» **RECORD EXCERPTS**:
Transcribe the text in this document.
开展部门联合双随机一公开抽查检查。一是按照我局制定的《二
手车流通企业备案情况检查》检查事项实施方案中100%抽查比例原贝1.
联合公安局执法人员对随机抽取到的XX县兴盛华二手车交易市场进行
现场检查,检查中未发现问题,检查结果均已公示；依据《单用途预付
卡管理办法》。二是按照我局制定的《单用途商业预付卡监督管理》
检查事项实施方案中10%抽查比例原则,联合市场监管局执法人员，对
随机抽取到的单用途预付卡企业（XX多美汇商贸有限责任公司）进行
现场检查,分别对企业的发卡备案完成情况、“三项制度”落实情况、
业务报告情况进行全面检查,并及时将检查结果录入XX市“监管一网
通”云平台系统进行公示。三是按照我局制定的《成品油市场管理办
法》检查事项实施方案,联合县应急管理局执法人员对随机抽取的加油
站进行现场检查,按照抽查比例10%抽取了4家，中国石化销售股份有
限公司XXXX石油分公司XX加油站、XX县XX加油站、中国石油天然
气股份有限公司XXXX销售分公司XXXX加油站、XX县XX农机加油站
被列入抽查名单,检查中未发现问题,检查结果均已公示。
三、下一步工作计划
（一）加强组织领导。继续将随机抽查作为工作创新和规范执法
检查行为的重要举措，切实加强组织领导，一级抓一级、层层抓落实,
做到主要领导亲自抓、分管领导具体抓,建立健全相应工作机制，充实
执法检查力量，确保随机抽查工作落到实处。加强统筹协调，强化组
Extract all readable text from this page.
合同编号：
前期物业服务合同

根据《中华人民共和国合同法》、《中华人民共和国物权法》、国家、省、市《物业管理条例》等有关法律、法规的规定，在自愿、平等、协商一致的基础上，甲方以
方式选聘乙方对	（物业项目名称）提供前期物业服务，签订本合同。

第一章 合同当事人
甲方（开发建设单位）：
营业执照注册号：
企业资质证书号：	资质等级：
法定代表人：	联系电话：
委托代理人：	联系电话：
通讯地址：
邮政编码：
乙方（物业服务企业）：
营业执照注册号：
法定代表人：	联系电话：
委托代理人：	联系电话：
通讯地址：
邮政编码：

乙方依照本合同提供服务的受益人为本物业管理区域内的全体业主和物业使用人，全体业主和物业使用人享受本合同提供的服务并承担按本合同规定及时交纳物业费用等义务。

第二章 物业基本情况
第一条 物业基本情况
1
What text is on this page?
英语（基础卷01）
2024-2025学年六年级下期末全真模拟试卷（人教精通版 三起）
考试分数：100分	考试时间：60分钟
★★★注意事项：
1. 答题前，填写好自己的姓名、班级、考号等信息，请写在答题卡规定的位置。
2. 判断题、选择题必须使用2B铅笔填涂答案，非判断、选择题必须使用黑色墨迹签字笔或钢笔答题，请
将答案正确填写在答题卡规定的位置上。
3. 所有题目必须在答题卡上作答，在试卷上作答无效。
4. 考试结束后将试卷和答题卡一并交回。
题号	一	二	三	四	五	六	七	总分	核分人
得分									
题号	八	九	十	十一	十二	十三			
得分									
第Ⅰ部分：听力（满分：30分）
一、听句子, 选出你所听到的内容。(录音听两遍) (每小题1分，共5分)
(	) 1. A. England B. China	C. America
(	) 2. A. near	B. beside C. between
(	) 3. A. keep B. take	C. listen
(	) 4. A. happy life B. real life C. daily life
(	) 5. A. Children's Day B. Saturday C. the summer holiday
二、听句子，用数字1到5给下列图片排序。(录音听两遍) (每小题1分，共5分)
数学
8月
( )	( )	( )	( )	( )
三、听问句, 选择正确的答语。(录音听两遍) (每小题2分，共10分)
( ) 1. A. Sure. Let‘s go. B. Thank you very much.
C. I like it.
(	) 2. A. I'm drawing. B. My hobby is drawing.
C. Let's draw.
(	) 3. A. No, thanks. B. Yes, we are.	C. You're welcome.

» **TASK REQUIREMENTS**:
Restate each entry exactly, skipping none.

» **THE RESPONSE**:
Transcribe the text in this document.
开展部门联合双随机一公开抽查检查。一是按照我局制定的《二
手车流通企业备案情况检查》检查事项实施方案中100%抽查比例原贝1.
联合公安局执法人员对随机抽取到的XX县兴盛华二手车交易市场进行
现场检查,检查中未发现问题,检查结果均已公示；依据《单用途预付
卡管理办法》。二是按照我局制定的《单用途商业预付卡监督管理》
检查事项实施方案中10%抽查比例原则,联合市场监管局执法人员，对
随机抽取到的单用途预付卡企业（XX多美汇商贸有限责任公司）进行
现场检查,分别对企业的发卡备案完成情况、“三项制度”落实情况、
业务报告情况进行全面检查,并及时将检查结果录入XX市“监管一网
通”云平台系统进行公示。三是按照我局制定的《成品油市场管理办
法》检查事项实施方案,联合县应急管理局执法人员对随机抽取的加油
站进行现场检查,按照抽查比例10%抽取了4家，中国石化销售股份有
限公司XXXX石油分公司XX加油站、XX县XX加油站、中国石油天然
气股份有限公司XXXX销售分公司XXXX加油站、XX县XX农机加油站
被列入抽查名单,检查中未发现问题,检查结果均已公示。
三、下一步工作计划
（一）加强组织领导。继续将随机抽查作为工作创新和规范执法
检查行为的重要举措，切实加强组织领导，一级抓一级、层层抓落实,
做到主要领导亲自抓、分管领导具体抓,建立健全相应工作机制，充实
执法检查力量，确保随机抽查工作落到实处。加强统筹协调，强化组
Extract all readable text from this page.
合同编号：
前期物业服务合同

根据《中华人民共和国合同法》、《中华人民共和国物权法》、国家、省、市《物业管理条例》等有关法律、法规的规定，在自愿、平等、协商一致的基础上，甲方以
方式选聘乙方对	（物业项目名称）提供前期物业服务，签订本合同。

第一章 合同当事人
甲方（开发建设单位）：
营业执照注册号：
企业资质证书号：	资质等级：
法定代表人：	联系电话：
委托代理人：	联系电话：
通讯地址：
邮政编码：
乙方（物业服务企业）：
营业执照注册号：
法定代表人：	联系电话：
委托代理人：	联系电话：
通讯地址：
邮政编码：

乙方依照本合同提供服务的受益人为本物业管理区域内的全体业主和物业使用人，全体业主和物业使用人享受本合同提供的服务并承担按本合同规定及时交纳物业费用等义务。

第二章 物业基本情况
第一条 物业基本情况
1
What text is on this page?
英语（基础卷01）
2024-2025学年六年级下期末全真模拟试卷（人教精通版 三起）
考试分数：100分	考试时间：60分钟
★★★注意事项：
1. 答题前，填写好自己的姓名、班级、考号等信息，请写在答题卡规定的位置。
2. 判断题、选择题必须使用2B铅笔填涂答案，非判断、选择题必须使用黑色墨迹签字笔或钢笔答题，请
将答案正确填写在答题卡规定的位置上。
3. 所有题目必须在答题卡上作答，在试卷上作答无效。
4. 考试结束后将试卷和答题卡一并交回。
题号	一	二	三	四	五	六	七	总分	核分人
得分									
题号	八	九	十	十一	十二	十三			
得分									
第Ⅰ部分：听力（满分：30分）
一、听句子, 选出你所听到的内容。(录音听两遍) (每小题1分，共5分)
(	) 1. A. England B. China	C. America
(	) 2. A. near	B. beside C. between
(	) 3. A. keep B. take	C. listen
(	) 4. A. happy life B. real life C. daily life
(	) 5. A. Children's Day B. Saturday C. the summer holiday
二、听句子，用数字1到5给下列图片排序。(录音听两遍) (每小题1分，共5分)
数学
8月
( )	( )	( )	( )	( )
三、听问句, 选择正确的答语。(录音听两遍) (每小题2分，共10分)
( ) 1. A. Sure. Let‘s go. B. Thank you very much.
C. I like it.
(	) 2. A. I'm drawing. B. My hobby is drawing.
C. Let's draw.
(	) 3. A. No, thanks. B. Yes, we are.	C. You're welcome.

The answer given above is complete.